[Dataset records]
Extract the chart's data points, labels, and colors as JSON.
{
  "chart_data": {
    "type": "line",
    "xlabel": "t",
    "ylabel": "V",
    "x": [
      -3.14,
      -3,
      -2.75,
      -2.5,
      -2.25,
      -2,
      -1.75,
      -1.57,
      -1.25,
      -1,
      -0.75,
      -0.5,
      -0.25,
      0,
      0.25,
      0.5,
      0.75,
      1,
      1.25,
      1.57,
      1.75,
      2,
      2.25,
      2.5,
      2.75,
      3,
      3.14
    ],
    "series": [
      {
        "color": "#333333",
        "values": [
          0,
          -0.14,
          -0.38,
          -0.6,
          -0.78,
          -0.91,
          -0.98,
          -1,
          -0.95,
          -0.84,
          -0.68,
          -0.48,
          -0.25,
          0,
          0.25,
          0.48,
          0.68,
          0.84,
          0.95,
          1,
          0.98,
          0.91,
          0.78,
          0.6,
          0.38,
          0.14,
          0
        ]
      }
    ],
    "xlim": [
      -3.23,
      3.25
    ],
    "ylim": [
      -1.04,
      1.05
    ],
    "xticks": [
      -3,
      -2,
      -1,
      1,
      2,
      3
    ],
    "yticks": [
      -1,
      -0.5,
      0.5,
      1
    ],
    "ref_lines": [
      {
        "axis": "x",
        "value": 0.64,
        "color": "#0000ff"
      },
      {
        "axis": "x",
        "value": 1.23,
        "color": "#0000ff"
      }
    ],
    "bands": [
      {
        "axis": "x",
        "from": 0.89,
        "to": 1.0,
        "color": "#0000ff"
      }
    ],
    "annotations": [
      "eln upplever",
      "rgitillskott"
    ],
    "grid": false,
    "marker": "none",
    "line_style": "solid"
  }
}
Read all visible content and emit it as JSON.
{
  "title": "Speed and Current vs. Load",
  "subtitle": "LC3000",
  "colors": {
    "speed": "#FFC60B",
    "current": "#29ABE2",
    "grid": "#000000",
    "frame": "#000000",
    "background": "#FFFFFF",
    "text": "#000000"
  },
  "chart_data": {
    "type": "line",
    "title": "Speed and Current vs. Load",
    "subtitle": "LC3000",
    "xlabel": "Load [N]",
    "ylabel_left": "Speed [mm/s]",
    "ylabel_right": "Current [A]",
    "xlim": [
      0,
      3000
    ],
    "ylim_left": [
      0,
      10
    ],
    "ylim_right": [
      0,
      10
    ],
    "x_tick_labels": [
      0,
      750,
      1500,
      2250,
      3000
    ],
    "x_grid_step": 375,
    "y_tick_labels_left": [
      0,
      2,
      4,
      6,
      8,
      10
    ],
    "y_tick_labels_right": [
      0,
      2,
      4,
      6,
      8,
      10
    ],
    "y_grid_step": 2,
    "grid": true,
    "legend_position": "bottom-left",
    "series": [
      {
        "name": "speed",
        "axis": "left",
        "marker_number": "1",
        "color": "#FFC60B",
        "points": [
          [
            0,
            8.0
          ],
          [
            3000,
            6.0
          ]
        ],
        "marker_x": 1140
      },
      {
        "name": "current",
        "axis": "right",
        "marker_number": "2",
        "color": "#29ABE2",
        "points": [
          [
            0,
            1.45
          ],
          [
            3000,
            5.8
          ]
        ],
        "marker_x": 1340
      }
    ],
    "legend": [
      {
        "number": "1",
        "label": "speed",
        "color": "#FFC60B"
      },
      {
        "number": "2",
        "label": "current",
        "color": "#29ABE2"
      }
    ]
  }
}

Given request:
Please restate the records in full, word for word.

Correct answer:
Extract the chart's data points, labels, and colors as JSON.
{
  "chart_data": {
    "type": "line",
    "xlabel": "t",
    "ylabel": "V",
    "x": [
      -3.14,
      -3,
      -2.75,
      -2.5,
      -2.25,
      -2,
      -1.75,
      -1.57,
      -1.25,
      -1,
      -0.75,
      -0.5,
      -0.25,
      0,
      0.25,
      0.5,
      0.75,
      1,
      1.25,
      1.57,
      1.75,
      2,
      2.25,
      2.5,
      2.75,
      3,
      3.14
    ],
    "series": [
      {
        "color": "#333333",
        "values": [
          0,
          -0.14,
          -0.38,
          -0.6,
          -0.78,
          -0.91,
          -0.98,
          -1,
          -0.95,
          -0.84,
          -0.68,
          -0.48,
          -0.25,
          0,
          0.25,
          0.48,
          0.68,
          0.84,
          0.95,
          1,
          0.98,
          0.91,
          0.78,
          0.6,
          0.38,
          0.14,
          0
        ]
      }
    ],
    "xlim": [
      -3.23,
      3.25
    ],
    "ylim": [
      -1.04,
      1.05
    ],
    "xticks": [
      -3,
      -2,
      -1,
      1,
      2,
      3
    ],
    "yticks": [
      -1,
      -0.5,
      0.5,
      1
    ],
    "ref_lines": [
      {
        "axis": "x",
        "value": 0.64,
        "color": "#0000ff"
      },
      {
        "axis": "x",
        "value": 1.23,
        "color": "#0000ff"
      }
    ],
    "bands": [
      {
        "axis": "x",
        "from": 0.89,
        "to": 1.0,
        "color": "#0000ff"
      }
    ],
    "annotations": [
      "eln upplever",
      "rgitillskott"
    ],
    "grid": false,
    "marker": "none",
    "line_style": "solid"
  }
}
Read all visible content and emit it as JSON.
{
  "title": "Speed and Current vs. Load",
  "subtitle": "LC3000",
  "colors": {
    "speed": "#FFC60B",
    "current": "#29ABE2",
    "grid": "#000000",
    "frame": "#000000",
    "background": "#FFFFFF",
    "text": "#000000"
  },
  "chart_data": {
    "type": "line",
    "title": "Speed and Current vs. Load",
    "subtitle": "LC3000",
    "xlabel": "Load [N]",
    "ylabel_left": "Speed [mm/s]",
    "ylabel_right": "Current [A]",
    "xlim": [
      0,
      3000
    ],
    "ylim_left": [
      0,
      10
    ],
    "ylim_right": [
      0,
      10
    ],
    "x_tick_labels": [
      0,
      750,
      1500,
      2250,
      3000
    ],
    "x_grid_step": 375,
    "y_tick_labels_left": [
      0,
      2,
      4,
      6,
      8,
      10
    ],
    "y_tick_labels_right": [
      0,
      2,
      4,
      6,
      8,
      10
    ],
    "y_grid_step": 2,
    "grid": true,
    "legend_position": "bottom-left",
    "series": [
      {
        "name": "speed",
        "axis": "left",
        "marker_number": "1",
        "color": "#FFC60B",
        "points": [
          [
            0,
            8.0
          ],
          [
            3000,
            6.0
          ]
        ],
        "marker_x": 1140
      },
      {
        "name": "current",
        "axis": "right",
        "marker_number": "2",
        "color": "#29ABE2",
        "points": [
          [
            0,
            1.45
          ],
          [
            3000,
            5.8
          ]
        ],
        "marker_x": 1340
      }
    ],
    "legend": [
      {
        "number": "1",
        "label": "speed",
        "color": "#FFC60B"
      },
      {
        "number": "2",
        "label": "current",
        "color": "#29ABE2"
      }
    ]
  }
}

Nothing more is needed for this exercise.